- **SET PROBLEM**:
All of the data needs to be repeated exactly.

-- DATA FOR THE TASK start --

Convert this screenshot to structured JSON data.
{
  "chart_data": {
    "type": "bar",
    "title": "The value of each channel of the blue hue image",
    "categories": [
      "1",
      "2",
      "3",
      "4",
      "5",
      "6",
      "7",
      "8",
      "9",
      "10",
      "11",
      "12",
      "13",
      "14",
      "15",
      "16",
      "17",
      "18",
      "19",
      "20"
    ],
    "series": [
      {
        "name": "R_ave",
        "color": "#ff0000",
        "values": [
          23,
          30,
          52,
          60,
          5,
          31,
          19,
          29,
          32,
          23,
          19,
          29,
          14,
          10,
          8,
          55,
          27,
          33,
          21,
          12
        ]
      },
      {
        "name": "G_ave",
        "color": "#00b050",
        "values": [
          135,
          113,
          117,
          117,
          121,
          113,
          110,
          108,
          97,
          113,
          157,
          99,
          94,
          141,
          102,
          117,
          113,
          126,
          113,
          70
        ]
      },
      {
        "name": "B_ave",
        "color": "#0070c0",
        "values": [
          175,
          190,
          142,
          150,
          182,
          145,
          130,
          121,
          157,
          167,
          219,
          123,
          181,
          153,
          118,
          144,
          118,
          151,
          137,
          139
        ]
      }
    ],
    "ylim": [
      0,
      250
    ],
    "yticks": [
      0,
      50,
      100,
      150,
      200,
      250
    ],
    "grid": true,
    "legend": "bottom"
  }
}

-- DATA FOR THE TASK end --

- **ANSWER TO THE EXERCISE**:
Convert this screenshot to structured JSON data.
{
  "chart_data": {
    "type": "bar",
    "title": "The value of each channel of the blue hue image",
    "categories": [
      "1",
      "2",
      "3",
      "4",
      "5",
      "6",
      "7",
      "8",
      "9",
      "10",
      "11",
      "12",
      "13",
      "14",
      "15",
      "16",
      "17",
      "18",
      "19",
      "20"
    ],
    "series": [
      {
        "name": "R_ave",
        "color": "#ff0000",
        "values": [
          23,
          30,
          52,
          60,
          5,
          31,
          19,
          29,
          32,
          23,
          19,
          29,
          14,
          10,
          8,
          55,
          27,
          33,
          21,
          12
        ]
      },
      {
        "name": "G_ave",
        "color": "#00b050",
        "values": [
          135,
          113,
          117,
          117,
          121,
          113,
          110,
          108,
          97,
          113,
          157,
          99,
          94,
          141,
          102,
          117,
          113,
          126,
          113,
          70
        ]
      },
      {
        "name": "B_ave",
        "color": "#0070c0",
        "values": [
          175,
          190,
          142,
          150,
          182,
          145,
          130,
          121,
          157,
          167,
          219,
          123,
          181,
          153,
          118,
          144,
          118,
          151,
          137,
          139
        ]
      }
    ],
    "ylim": [
      0,
      250
    ],
    "yticks": [
      0,
      50,
      100,
      150,
      200,
      250
    ],
    "grid": true,
    "legend": "bottom"
  }
}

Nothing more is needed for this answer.